Given exercise
Give the count of lines containing the string "that", with no other output.

[Extracted records]
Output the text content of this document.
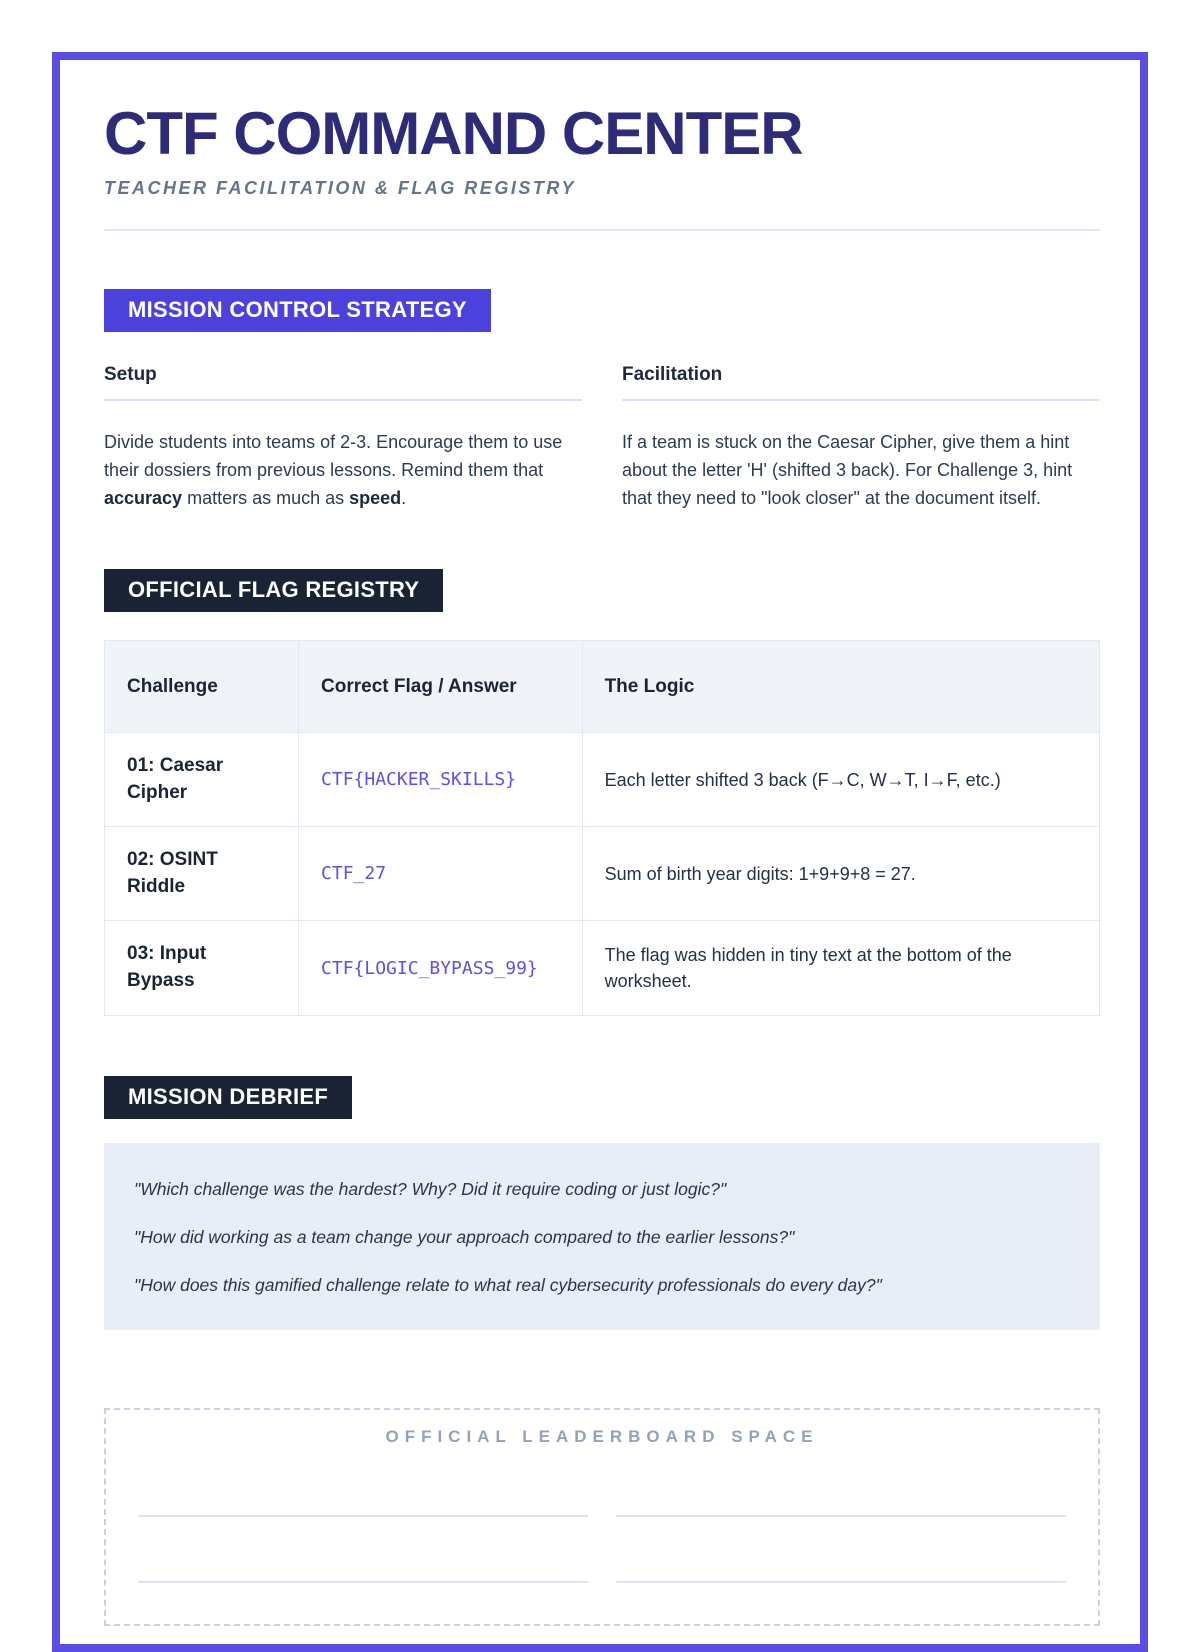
CTF COMMAND CENTER
TEACHER FACILITATION & FLAG REGISTRY
MISSION CONTROL STRATEGY
Setup

Divide students into teams of 2-3. Encourage them to use their dossiers from previous lessons. Remind them that accuracy matters as much as speed.

Facilitation

If a team is stuck on the Caesar Cipher, give them a hint about the letter 'H' (shifted 3 back). For Challenge 3, hint that they need to "look closer" at the document itself.

OFFICIAL FLAG REGISTRY
Challenge	Correct Flag / Answer	The Logic
01: Caesar Cipher	CTF{HACKER_SKILLS}	Each letter shifted 3 back (F→C, W→T, I→F, etc.)
02: OSINT Riddle	CTF_27	Sum of birth year digits: 1+9+9+8 = 27.
03: Input Bypass	CTF{LOGIC_BYPASS_99}	The flag was hidden in tiny text at the bottom of the worksheet.
MISSION DEBRIEF

"Which challenge was the hardest? Why? Did it require coding or just logic?"

"How did working as a team change your approach compared to the earlier lessons?"

"How does this gamified challenge relate to what real cybersecurity professionals do every day?"

OFFICIAL LEADERBOARD SPACE
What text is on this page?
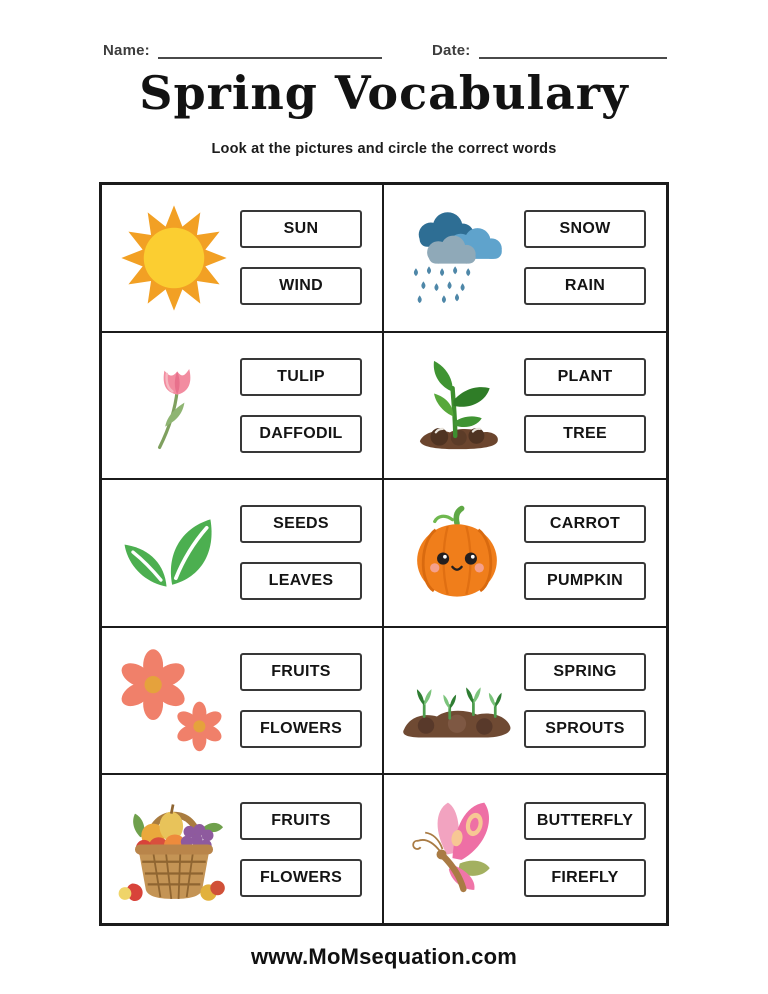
Name:	Date:
Spring Vocabulary
Look at the pictures and circle the correct words
SUN
WIND
SNOW
RAIN
TULIP
DAFFODIL
PLANT
TREE
SEEDS
LEAVES
CARROT
PUMPKIN
FRUITS
FLOWERS
SPRING
SPROUTS
FRUITS
FLOWERS
BUTTERFLY
FIREFLY
www.MoMsequation.com
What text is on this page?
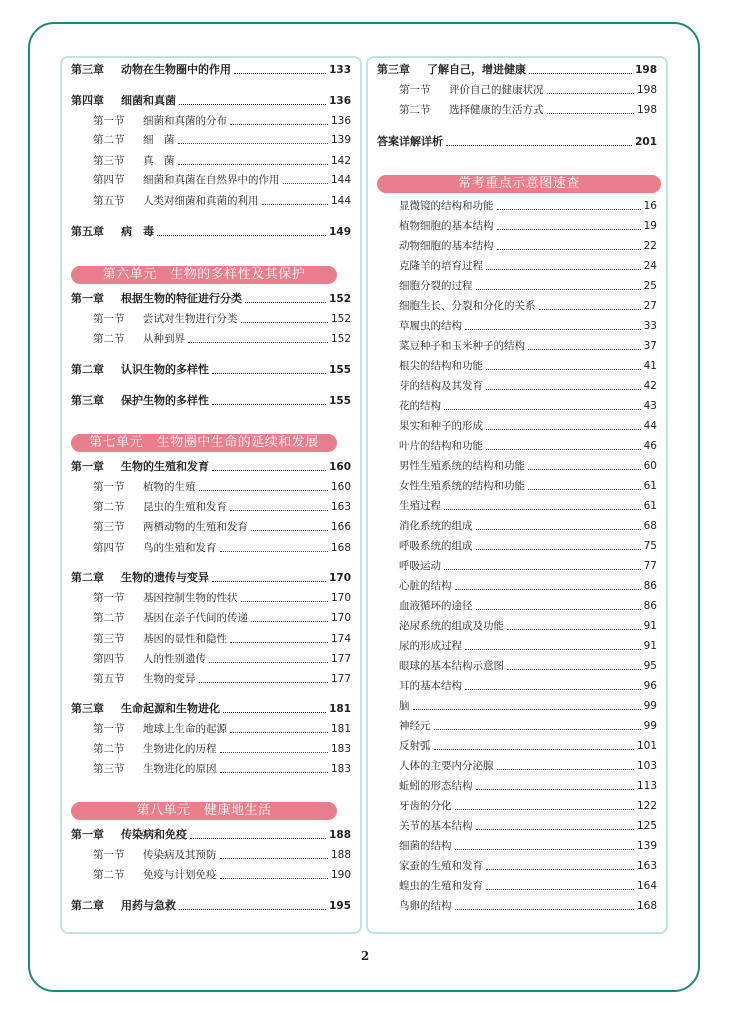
第三章	动物在生物圈中的作用	133
第四章	细菌和真菌	136
第一节	细菌和真菌的分布	136
第二节	细　菌	139
第三节	真　菌	142
第四节	细菌和真菌在自然界中的作用	144
第五节	人类对细菌和真菌的利用	144
第五章	病　毒	149
第六单元　生物的多样性及其保护
第一章	根据生物的特征进行分类	152
第一节	尝试对生物进行分类	152
第二节	从种到界	152
第二章	认识生物的多样性	155
第三章	保护生物的多样性	155
第七单元　生物圈中生命的延续和发展
第一章	生物的生殖和发育	160
第一节	植物的生殖	160
第二节	昆虫的生殖和发育	163
第三节	两栖动物的生殖和发育	166
第四节	鸟的生殖和发育	168
第二章	生物的遗传与变异	170
第一节	基因控制生物的性状	170
第二节	基因在亲子代间的传递	170
第三节	基因的显性和隐性	174
第四节	人的性别遗传	177
第五节	生物的变异	177
第三章	生命起源和生物进化	181
第一节	地球上生命的起源	181
第二节	生物进化的历程	183
第三节	生物进化的原因	183
第八单元　健康地生活
第一章	传染病和免疫	188
第一节	传染病及其预防	188
第二节	免疫与计划免疫	190
第二章	用药与急救	195
第三章	了解自己，增进健康	198
第一节	评价自己的健康状况	198
第二节	选择健康的生活方式	198
答案详解详析	201
常考重点示意图速查
显微镜的结构和功能	16
植物细胞的基本结构	19
动物细胞的基本结构	22
克隆羊的培育过程	24
细胞分裂的过程	25
细胞生长、分裂和分化的关系	27
草履虫的结构	33
菜豆种子和玉米种子的结构	37
根尖的结构和功能	41
芽的结构及其发育	42
花的结构	43
果实和种子的形成	44
叶片的结构和功能	46
男性生殖系统的结构和功能	60
女性生殖系统的结构和功能	61
生殖过程	61
消化系统的组成	68
呼吸系统的组成	75
呼吸运动	77
心脏的结构	86
血液循环的途径	86
泌尿系统的组成及功能	91
尿的形成过程	91
眼球的基本结构示意图	95
耳的基本结构	96
脑	99
神经元	99
反射弧	101
人体的主要内分泌腺	103
蚯蚓的形态结构	113
牙齿的分化	122
关节的基本结构	125
细菌的结构	139
家蚕的生殖和发育	163
蝗虫的生殖和发育	164
鸟卵的结构	168
2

Exercise answer
2